__PROBLEM TO WORK ON__
Pick out and copy every line below that has the word "виде".

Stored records
________

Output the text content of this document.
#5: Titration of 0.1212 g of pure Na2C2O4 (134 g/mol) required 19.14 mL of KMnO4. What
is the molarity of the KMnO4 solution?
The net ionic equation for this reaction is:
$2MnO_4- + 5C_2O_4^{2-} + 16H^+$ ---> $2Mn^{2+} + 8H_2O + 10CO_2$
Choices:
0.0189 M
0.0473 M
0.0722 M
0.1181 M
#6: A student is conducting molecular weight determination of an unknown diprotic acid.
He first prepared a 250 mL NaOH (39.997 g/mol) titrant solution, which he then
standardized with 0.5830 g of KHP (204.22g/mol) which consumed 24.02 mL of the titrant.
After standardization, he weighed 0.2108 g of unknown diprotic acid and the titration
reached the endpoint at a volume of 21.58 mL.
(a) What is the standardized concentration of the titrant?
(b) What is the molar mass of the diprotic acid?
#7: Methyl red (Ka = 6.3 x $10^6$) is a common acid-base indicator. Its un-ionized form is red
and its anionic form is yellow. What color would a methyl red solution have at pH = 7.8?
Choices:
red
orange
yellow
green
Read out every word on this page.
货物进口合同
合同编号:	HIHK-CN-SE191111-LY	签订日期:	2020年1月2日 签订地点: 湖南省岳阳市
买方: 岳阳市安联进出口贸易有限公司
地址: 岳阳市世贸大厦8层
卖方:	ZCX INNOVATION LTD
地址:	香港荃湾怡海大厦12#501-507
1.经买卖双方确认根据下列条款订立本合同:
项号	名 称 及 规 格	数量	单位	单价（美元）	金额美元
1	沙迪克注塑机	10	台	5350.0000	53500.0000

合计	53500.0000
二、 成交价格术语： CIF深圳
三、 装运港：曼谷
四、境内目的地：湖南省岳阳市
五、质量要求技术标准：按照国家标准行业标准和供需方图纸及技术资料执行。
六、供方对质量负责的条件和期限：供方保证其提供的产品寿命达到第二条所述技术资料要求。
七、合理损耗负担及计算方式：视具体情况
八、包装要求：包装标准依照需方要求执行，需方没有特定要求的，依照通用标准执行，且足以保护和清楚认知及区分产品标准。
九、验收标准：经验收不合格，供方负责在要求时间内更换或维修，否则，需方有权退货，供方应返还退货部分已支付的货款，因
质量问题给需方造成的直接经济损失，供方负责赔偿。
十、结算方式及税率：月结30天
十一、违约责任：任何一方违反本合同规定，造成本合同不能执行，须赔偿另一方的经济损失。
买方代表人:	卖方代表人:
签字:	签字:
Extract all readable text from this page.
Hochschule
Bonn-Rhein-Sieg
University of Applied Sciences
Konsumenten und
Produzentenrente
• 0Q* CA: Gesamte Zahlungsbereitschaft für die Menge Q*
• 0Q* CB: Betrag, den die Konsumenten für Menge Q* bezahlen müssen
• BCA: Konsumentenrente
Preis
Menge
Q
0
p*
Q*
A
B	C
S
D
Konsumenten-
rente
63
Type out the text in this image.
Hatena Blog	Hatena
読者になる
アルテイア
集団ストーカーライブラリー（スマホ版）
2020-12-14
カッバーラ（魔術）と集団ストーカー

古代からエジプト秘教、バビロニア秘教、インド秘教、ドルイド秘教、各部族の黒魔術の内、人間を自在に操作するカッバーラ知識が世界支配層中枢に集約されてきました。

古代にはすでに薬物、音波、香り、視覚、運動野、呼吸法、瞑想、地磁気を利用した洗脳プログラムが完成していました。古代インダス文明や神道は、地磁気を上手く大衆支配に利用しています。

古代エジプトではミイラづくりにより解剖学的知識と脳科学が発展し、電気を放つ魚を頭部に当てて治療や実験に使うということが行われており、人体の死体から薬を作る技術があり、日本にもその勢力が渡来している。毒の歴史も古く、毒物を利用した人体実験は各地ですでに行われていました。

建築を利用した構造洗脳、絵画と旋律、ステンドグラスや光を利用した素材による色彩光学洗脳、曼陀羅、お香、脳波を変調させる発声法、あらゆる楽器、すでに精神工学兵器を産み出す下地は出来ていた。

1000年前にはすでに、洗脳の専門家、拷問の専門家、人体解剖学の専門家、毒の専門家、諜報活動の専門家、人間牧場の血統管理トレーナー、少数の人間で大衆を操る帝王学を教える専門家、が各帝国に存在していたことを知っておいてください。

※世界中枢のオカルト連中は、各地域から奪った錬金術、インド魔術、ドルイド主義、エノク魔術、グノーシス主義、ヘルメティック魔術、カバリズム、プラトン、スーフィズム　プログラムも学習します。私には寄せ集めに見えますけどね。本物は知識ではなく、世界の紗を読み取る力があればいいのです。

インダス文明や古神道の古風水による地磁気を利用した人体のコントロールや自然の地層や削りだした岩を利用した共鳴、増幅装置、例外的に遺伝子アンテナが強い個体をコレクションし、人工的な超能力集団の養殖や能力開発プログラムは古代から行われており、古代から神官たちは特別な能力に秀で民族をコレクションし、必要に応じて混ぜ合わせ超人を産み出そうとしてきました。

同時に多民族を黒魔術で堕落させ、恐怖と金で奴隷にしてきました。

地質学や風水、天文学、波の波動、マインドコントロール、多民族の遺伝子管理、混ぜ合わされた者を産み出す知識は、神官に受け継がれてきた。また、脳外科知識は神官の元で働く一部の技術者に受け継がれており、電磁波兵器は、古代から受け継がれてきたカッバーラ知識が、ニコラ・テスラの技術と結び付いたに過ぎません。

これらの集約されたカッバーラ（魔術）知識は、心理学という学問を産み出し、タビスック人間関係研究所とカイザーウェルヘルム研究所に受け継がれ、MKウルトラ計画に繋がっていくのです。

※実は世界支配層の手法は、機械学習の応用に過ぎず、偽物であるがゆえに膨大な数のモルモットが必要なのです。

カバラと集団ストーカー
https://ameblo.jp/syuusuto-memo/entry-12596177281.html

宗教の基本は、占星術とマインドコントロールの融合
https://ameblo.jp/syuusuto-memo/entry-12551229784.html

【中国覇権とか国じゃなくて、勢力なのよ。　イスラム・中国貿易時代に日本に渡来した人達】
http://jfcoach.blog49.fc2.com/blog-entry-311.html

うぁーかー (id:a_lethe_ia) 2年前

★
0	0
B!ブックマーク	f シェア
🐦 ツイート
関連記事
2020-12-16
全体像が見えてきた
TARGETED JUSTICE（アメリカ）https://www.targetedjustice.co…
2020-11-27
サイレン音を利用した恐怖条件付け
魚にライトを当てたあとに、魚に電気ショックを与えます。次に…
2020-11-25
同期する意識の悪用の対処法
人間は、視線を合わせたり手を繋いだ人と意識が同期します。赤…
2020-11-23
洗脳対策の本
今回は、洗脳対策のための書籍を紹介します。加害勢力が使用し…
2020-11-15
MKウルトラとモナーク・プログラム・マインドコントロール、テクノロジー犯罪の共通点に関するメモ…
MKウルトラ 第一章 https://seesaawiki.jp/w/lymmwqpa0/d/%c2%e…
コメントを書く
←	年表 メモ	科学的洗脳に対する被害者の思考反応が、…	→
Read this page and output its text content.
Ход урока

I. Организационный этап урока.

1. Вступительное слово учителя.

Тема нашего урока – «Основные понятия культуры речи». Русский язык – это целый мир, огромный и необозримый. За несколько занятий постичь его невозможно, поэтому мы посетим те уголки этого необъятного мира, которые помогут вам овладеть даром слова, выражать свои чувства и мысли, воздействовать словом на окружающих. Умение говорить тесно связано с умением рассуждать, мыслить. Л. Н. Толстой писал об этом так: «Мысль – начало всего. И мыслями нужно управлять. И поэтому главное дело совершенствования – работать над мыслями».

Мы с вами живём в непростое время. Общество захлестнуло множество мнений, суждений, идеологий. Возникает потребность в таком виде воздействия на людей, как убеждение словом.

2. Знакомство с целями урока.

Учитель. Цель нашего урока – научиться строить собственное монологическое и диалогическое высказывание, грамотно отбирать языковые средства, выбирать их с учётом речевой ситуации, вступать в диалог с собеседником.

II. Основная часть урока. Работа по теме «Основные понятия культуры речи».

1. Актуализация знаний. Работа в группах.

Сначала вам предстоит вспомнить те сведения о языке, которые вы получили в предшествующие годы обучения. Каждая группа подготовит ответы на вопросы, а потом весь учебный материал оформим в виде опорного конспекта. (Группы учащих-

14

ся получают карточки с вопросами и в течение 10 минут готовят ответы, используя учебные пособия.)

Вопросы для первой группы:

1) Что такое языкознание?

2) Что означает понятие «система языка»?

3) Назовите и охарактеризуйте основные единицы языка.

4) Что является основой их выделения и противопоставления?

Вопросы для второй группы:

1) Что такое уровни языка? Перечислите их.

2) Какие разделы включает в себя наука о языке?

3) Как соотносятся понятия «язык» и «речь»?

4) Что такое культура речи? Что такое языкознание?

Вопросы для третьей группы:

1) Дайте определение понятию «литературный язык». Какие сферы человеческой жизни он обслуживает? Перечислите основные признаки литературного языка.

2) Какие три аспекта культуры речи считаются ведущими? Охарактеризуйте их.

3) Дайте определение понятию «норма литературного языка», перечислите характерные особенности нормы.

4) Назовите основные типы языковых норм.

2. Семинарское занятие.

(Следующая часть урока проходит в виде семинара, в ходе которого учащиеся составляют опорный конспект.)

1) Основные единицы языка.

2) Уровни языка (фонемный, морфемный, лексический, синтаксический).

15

________

__RESPONSE TO THE TASK__
Мы с вами живём в непростое время. Общество захлестнуло множество мнений, суждений, идеологий. Возникает потребность в таком виде воздействия на людей, как убеждение словом.
Сначала вам предстоит вспомнить те сведения о языке, которые вы получили в предшествующие годы обучения. Каждая группа подготовит ответы на вопросы, а потом весь учебный материал оформим в виде опорного конспекта. (Группы учащих-
(Следующая часть урока проходит в виде семинара, в ходе которого учащиеся составляют опорный конспект.)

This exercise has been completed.